(Dataset items)
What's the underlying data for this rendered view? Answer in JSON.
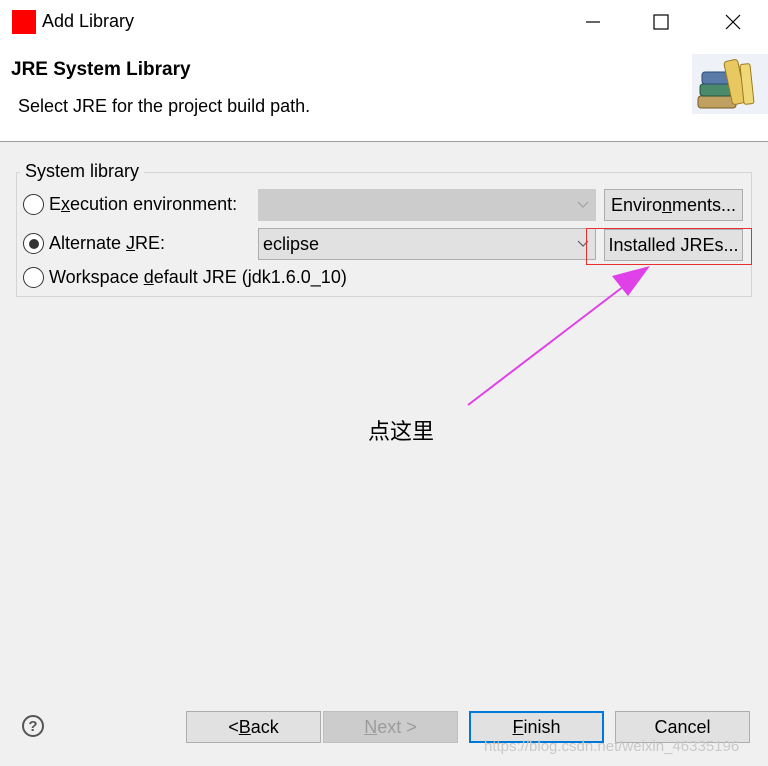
{
  "window": {
    "title": "Add Library",
    "minimize_icon": "minimize-icon",
    "maximize_icon": "maximize-icon",
    "close_icon": "close-icon"
  },
  "banner": {
    "title": "JRE System Library",
    "description": "Select JRE for the project build path.",
    "image": "library-books-icon"
  },
  "group": {
    "label": "System library",
    "execution": {
      "pre": "E",
      "ul": "x",
      "post": "ecution environment:",
      "selected": false,
      "combo_value": "",
      "button_pre": "Enviro",
      "button_ul": "n",
      "button_post": "ments..."
    },
    "alternate": {
      "pre": "Alternate ",
      "ul": "J",
      "post": "RE:",
      "selected": true,
      "combo_value": "eclipse",
      "button_label": "Installed JREs..."
    },
    "workspace": {
      "pre": "Workspace ",
      "ul": "d",
      "post": "efault JRE (jdk1.6.0_10)",
      "selected": false
    }
  },
  "annotation": {
    "text": "点这里",
    "arrow_color": "#e040e8",
    "highlight_color": "#e83030"
  },
  "footer": {
    "help_glyph": "?",
    "back": {
      "pre": "< ",
      "ul": "B",
      "post": "ack"
    },
    "next": {
      "pre": "",
      "ul": "N",
      "post": "ext >"
    },
    "finish": {
      "pre": "",
      "ul": "F",
      "post": "inish"
    },
    "cancel": "Cancel"
  },
  "watermark": "https://blog.csdn.net/weixin_46335196"
}
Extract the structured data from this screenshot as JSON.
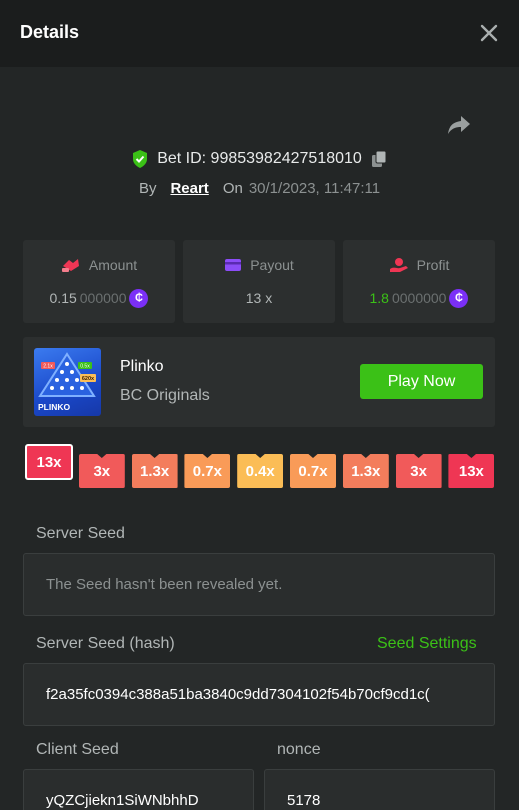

Aim.
Quote each entry above verbatim and drop the pictures.

Task answer.
What's the underlying data for this rendered view? Answer in JSON.
{
  "window": {
    "title": "Add Library",
    "minimize_icon": "minimize-icon",
    "maximize_icon": "maximize-icon",
    "close_icon": "close-icon"
  },
  "banner": {
    "title": "JRE System Library",
    "description": "Select JRE for the project build path.",
    "image": "library-books-icon"
  },
  "group": {
    "label": "System library",
    "execution": {
      "pre": "E",
      "ul": "x",
      "post": "ecution environment:",
      "selected": false,
      "combo_value": "",
      "button_pre": "Enviro",
      "button_ul": "n",
      "button_post": "ments..."
    },
    "alternate": {
      "pre": "Alternate ",
      "ul": "J",
      "post": "RE:",
      "selected": true,
      "combo_value": "eclipse",
      "button_label": "Installed JREs..."
    },
    "workspace": {
      "pre": "Workspace ",
      "ul": "d",
      "post": "efault JRE (jdk1.6.0_10)",
      "selected": false
    }
  },
  "annotation": {
    "text": "点这里",
    "arrow_color": "#e040e8",
    "highlight_color": "#e83030"
  },
  "footer": {
    "help_glyph": "?",
    "back": {
      "pre": "< ",
      "ul": "B",
      "post": "ack"
    },
    "next": {
      "pre": "",
      "ul": "N",
      "post": "ext >"
    },
    "finish": {
      "pre": "",
      "ul": "F",
      "post": "inish"
    },
    "cancel": "Cancel"
  },
  "watermark": "https://blog.csdn.net/weixin_46335196"
}
Extract the structured data from this screenshot as JSON.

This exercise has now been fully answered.